Say how many lines contain the string "title". Give no other output.

Rows from a figure dataset
========

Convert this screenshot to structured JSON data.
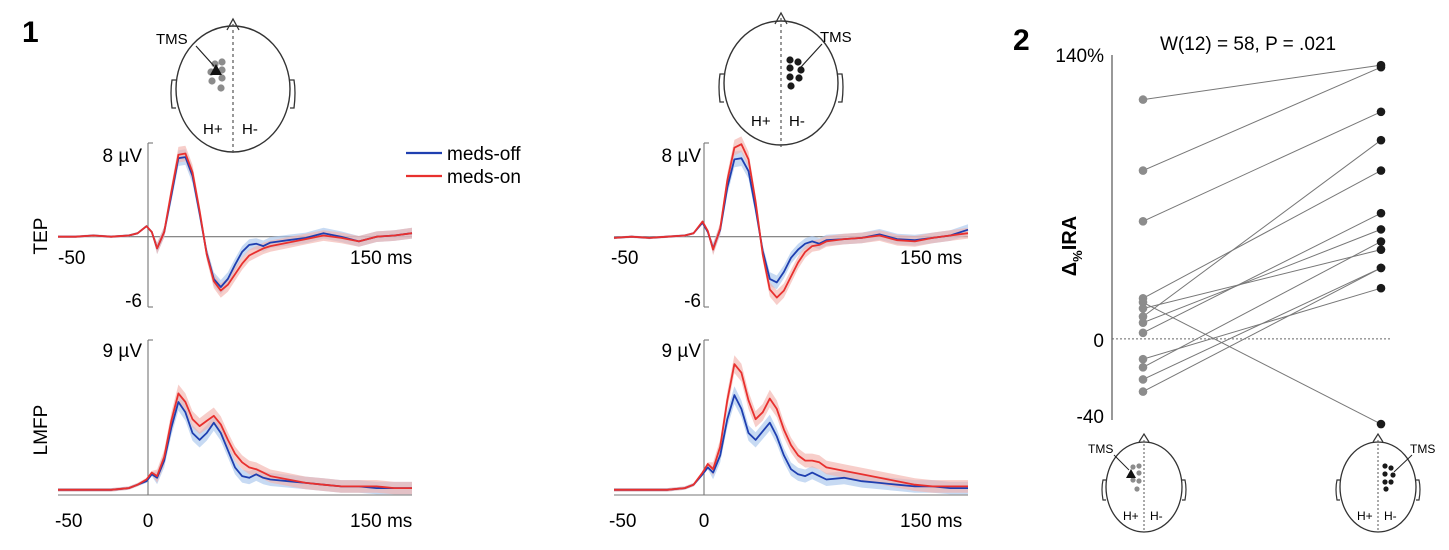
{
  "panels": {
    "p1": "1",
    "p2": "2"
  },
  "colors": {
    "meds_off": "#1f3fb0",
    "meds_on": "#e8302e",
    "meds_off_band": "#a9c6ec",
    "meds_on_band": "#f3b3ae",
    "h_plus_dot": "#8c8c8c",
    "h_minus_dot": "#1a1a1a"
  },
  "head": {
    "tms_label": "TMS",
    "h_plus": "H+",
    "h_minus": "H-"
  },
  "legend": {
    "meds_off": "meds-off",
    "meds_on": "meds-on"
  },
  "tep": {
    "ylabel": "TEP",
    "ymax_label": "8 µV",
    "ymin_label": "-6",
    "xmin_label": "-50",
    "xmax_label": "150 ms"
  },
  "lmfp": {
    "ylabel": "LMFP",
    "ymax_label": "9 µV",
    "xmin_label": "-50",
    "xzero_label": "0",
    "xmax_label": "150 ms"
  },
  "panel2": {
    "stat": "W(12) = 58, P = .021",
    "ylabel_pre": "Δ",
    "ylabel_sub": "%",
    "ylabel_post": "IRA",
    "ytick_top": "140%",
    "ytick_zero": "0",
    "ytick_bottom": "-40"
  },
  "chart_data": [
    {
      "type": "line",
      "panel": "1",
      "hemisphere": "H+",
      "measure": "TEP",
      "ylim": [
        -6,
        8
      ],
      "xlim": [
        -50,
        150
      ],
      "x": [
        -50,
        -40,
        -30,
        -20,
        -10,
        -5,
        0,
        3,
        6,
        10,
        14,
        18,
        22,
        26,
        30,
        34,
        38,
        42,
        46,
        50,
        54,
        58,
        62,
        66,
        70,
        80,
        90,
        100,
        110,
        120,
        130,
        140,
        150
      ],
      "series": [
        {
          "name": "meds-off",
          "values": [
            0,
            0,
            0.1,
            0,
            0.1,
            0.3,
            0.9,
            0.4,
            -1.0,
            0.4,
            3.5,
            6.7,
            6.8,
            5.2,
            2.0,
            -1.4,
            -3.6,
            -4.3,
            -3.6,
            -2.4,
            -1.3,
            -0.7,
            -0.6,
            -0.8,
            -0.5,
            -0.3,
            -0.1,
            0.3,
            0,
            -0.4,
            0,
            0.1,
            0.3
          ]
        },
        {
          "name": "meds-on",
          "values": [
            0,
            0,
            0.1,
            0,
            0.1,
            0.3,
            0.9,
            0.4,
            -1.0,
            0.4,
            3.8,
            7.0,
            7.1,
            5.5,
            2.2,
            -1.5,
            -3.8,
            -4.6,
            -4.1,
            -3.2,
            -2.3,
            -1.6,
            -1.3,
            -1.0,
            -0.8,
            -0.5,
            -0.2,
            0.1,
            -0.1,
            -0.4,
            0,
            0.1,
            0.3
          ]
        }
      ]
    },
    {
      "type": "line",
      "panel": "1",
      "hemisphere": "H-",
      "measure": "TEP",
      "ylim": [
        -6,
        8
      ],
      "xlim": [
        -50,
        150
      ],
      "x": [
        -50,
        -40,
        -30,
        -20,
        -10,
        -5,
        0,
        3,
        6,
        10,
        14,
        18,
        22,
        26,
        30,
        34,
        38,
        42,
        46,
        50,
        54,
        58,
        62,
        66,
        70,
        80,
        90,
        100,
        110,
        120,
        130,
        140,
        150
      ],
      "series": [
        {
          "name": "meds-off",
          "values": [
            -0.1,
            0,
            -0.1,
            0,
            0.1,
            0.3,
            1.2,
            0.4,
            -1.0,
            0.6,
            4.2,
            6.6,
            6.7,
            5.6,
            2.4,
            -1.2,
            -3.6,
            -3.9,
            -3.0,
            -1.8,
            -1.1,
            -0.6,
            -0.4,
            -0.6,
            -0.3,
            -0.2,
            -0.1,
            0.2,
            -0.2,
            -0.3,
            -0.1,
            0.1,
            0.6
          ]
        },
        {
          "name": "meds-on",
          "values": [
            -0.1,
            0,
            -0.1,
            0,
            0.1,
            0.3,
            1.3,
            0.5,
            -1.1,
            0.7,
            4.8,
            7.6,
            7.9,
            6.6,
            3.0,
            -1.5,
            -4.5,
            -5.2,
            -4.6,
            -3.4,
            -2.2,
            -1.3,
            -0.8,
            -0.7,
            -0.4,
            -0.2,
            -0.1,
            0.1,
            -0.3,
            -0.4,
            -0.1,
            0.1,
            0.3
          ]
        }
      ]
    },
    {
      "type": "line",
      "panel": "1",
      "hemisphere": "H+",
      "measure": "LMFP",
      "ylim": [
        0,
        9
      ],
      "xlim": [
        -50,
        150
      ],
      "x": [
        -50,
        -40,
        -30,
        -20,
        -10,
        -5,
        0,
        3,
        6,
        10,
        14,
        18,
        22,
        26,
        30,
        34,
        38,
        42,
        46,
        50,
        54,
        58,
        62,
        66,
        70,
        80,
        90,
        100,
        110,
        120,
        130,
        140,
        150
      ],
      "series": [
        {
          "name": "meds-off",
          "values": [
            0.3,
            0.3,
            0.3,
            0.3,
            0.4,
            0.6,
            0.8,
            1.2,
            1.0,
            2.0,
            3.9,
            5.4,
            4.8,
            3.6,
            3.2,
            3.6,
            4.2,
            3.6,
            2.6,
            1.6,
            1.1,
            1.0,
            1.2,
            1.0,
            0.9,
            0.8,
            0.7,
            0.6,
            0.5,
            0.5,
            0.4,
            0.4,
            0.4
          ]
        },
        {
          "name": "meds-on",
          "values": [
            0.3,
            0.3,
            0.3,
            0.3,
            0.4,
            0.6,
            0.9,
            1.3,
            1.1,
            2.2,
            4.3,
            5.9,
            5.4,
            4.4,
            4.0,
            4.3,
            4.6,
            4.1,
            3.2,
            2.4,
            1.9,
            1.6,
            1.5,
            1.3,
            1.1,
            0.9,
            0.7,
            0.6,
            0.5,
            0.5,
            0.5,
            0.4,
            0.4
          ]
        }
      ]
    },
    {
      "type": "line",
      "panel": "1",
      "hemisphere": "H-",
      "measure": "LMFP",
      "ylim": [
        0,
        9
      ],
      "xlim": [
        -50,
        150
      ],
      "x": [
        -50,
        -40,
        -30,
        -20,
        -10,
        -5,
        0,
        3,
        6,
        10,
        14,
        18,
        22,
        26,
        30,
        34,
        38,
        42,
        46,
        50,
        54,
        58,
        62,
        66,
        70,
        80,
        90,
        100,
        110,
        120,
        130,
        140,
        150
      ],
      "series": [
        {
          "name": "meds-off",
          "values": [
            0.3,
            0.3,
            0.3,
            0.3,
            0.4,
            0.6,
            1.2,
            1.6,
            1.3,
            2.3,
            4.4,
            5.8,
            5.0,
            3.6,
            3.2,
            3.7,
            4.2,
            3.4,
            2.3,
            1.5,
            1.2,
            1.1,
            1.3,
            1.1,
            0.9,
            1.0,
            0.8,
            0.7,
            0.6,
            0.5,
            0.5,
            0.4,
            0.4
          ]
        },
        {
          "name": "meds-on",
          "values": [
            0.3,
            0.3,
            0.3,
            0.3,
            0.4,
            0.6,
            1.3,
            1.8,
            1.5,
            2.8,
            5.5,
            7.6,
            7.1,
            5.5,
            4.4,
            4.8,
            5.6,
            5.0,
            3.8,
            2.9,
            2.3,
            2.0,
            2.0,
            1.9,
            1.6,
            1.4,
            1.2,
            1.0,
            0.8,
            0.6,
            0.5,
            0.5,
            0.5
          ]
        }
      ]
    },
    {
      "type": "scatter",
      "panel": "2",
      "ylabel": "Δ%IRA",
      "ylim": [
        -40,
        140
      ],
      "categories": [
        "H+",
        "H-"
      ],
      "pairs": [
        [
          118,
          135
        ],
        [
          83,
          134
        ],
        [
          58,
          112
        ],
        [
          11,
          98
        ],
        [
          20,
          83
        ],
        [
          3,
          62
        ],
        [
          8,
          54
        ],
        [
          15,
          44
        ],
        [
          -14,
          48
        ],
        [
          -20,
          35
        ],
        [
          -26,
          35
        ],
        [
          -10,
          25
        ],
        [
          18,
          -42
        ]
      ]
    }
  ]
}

========

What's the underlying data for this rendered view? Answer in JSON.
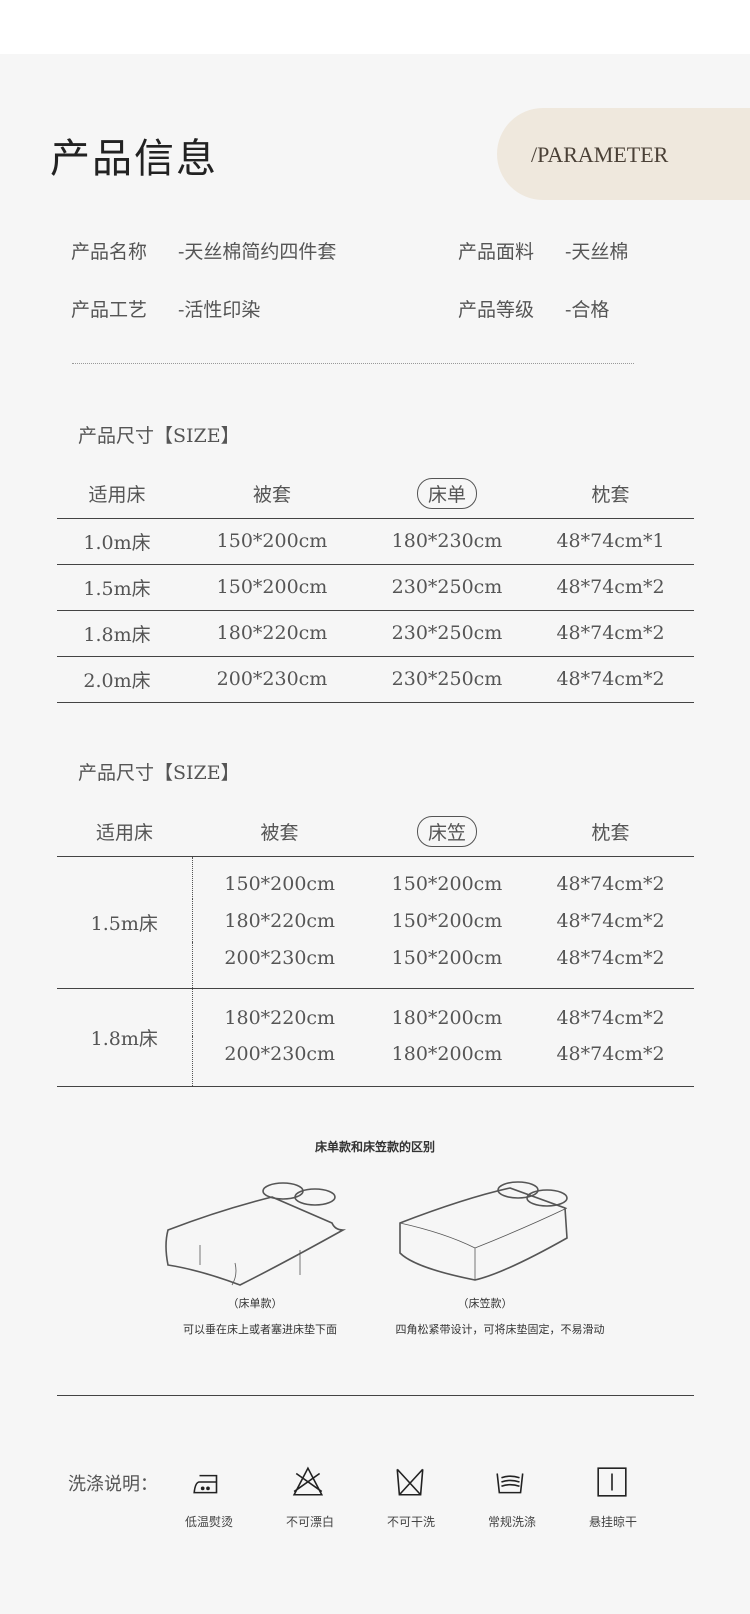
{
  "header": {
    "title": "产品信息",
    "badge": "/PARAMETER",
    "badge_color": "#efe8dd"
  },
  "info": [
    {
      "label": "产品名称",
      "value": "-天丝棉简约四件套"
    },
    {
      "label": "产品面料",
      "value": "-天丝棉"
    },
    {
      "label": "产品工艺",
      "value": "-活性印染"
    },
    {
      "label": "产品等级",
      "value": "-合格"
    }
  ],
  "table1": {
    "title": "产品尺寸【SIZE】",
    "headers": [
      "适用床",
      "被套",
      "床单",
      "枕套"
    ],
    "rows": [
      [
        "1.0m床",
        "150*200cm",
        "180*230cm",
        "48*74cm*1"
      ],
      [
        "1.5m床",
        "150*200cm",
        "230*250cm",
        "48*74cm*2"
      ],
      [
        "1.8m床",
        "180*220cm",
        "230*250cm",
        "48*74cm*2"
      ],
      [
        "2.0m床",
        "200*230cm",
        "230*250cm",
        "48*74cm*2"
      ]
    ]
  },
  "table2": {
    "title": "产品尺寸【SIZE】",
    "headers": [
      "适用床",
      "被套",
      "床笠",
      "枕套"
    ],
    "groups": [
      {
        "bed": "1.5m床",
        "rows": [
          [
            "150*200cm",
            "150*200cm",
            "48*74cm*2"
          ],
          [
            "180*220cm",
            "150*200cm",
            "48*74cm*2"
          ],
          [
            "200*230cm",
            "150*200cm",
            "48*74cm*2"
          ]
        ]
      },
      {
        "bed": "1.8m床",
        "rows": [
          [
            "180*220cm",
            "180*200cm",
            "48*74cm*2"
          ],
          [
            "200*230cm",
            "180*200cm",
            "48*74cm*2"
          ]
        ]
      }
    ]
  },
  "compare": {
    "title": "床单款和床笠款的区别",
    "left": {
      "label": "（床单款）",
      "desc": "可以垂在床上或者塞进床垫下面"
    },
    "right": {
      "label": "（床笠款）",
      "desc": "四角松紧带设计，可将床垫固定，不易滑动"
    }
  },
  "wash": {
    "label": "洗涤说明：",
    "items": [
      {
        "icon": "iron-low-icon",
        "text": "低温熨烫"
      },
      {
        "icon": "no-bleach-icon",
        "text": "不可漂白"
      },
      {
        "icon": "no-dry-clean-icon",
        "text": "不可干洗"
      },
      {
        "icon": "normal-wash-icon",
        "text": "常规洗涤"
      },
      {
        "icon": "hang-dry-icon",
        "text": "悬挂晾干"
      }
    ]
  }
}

========

• **SOLUTION BELOW**
4